# TASK TO CARRY OUT
Extract all lines in the data that contain the word "between".
──────── EXTRACTED MATERIAL ────────
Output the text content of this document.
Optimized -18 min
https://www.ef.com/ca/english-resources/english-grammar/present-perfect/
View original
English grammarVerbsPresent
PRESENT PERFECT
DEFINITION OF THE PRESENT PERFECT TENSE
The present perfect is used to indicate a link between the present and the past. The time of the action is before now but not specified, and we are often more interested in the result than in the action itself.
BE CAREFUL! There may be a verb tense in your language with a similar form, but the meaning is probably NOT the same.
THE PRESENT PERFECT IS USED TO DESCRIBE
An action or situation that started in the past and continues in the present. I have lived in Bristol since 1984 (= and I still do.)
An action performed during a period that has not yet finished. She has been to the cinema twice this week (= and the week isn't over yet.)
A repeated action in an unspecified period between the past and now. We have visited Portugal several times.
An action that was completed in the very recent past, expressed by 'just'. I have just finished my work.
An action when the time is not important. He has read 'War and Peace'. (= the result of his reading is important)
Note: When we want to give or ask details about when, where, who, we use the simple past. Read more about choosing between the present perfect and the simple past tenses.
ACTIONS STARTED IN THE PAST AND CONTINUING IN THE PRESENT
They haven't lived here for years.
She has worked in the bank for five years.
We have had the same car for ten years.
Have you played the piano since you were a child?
────────
# ANSWER IN FULL
The present perfect is used to indicate a link between the present and the past. The time of the action is before now but not specified, and we are often more interested in the result than in the action itself.
A repeated action in an unspecified period between the past and now. We have visited Portugal several times.
Note: When we want to give or ask details about when, where, who, we use the simple past. Read more about choosing between the present perfect and the simple past tenses.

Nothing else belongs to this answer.